● SOURCE RECORDS:
----------
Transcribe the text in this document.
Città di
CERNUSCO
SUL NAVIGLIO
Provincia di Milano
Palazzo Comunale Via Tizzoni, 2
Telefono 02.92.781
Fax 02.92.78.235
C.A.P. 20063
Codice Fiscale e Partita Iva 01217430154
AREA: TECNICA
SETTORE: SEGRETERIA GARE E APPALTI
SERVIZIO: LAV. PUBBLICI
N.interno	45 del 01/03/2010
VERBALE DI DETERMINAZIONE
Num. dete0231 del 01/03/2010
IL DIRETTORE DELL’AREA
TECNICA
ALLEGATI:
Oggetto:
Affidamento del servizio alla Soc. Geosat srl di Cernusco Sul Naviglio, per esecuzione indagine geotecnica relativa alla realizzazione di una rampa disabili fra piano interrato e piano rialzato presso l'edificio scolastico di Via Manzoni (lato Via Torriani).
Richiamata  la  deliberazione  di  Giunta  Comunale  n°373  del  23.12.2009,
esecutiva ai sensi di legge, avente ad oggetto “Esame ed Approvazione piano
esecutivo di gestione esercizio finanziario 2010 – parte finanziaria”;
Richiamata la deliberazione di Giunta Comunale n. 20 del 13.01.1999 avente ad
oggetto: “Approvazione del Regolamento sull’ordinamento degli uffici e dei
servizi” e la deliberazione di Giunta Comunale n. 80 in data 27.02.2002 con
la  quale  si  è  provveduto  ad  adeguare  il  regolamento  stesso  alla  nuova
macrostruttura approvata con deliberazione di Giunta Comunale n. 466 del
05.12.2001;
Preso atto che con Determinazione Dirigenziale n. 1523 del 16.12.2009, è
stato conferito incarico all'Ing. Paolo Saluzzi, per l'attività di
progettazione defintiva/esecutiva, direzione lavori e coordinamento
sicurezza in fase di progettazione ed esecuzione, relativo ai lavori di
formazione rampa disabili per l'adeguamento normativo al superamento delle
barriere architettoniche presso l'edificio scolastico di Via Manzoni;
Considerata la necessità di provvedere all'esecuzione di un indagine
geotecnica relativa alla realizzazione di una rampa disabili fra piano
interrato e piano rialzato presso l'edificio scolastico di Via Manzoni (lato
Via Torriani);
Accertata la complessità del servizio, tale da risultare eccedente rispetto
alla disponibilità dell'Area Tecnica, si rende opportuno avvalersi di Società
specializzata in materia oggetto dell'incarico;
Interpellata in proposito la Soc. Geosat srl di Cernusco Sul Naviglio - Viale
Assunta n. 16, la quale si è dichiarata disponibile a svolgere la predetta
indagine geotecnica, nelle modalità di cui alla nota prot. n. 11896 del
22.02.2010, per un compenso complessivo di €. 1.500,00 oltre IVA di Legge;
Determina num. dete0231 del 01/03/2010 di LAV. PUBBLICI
----------
● DESCRIPTION OF THE TASK: Sift the material for lines with the string "rampa". Copy each one found.

● EXERCISE SOLUTION:
Affidamento del servizio alla Soc. Geosat srl di Cernusco Sul Naviglio, per esecuzione indagine geotecnica relativa alla realizzazione di una rampa disabili fra piano interrato e piano rialzato presso l'edificio scolastico di Via Manzoni (lato Via Torriani).
formazione rampa disabili per l'adeguamento normativo al superamento delle
geotecnica relativa alla realizzazione di una rampa disabili fra piano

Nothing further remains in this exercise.